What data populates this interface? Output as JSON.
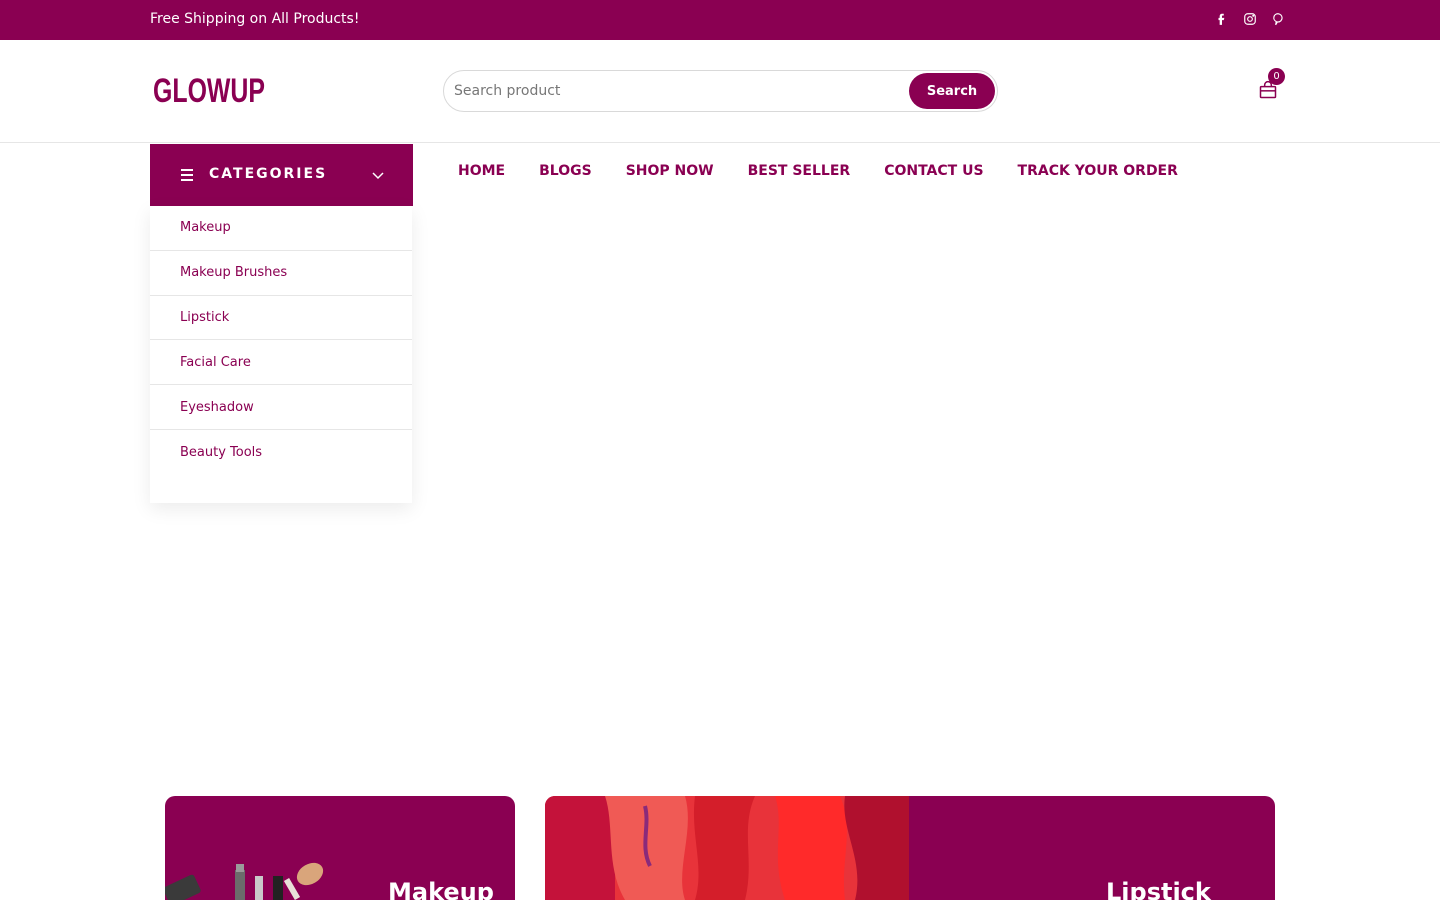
{
  "topbar": {
    "promo": "Free Shipping on All Products!",
    "social": [
      "facebook-icon",
      "instagram-icon",
      "pinterest-icon"
    ]
  },
  "header": {
    "logo_text": "GLOWUP",
    "search_placeholder": "Search product",
    "search_button": "Search",
    "cart_count": "0"
  },
  "categories": {
    "title": "CATEGORIES",
    "items": [
      "Makeup",
      "Makeup Brushes",
      "Lipstick",
      "Facial Care",
      "Eyeshadow",
      "Beauty Tools"
    ]
  },
  "nav": {
    "items": [
      "HOME",
      "BLOGS",
      "SHOP NOW",
      "BEST SELLER",
      "CONTACT US",
      "TRACK YOUR ORDER"
    ]
  },
  "banners": {
    "makeup": "Makeup",
    "lipstick": "Lipstick"
  },
  "colors": {
    "brand": "#8a0052"
  }
}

▶ [STATED EXERCISE]: Retype every entry verbatim and exclude the pictures from the copy.

▶ [REPLY]:
What data populates this interface? Output as JSON.
{
  "topbar": {
    "promo": "Free Shipping on All Products!",
    "social": [
      "facebook-icon",
      "instagram-icon",
      "pinterest-icon"
    ]
  },
  "header": {
    "logo_text": "GLOWUP",
    "search_placeholder": "Search product",
    "search_button": "Search",
    "cart_count": "0"
  },
  "categories": {
    "title": "CATEGORIES",
    "items": [
      "Makeup",
      "Makeup Brushes",
      "Lipstick",
      "Facial Care",
      "Eyeshadow",
      "Beauty Tools"
    ]
  },
  "nav": {
    "items": [
      "HOME",
      "BLOGS",
      "SHOP NOW",
      "BEST SELLER",
      "CONTACT US",
      "TRACK YOUR ORDER"
    ]
  },
  "banners": {
    "makeup": "Makeup",
    "lipstick": "Lipstick"
  },
  "colors": {
    "brand": "#8a0052"
  }
}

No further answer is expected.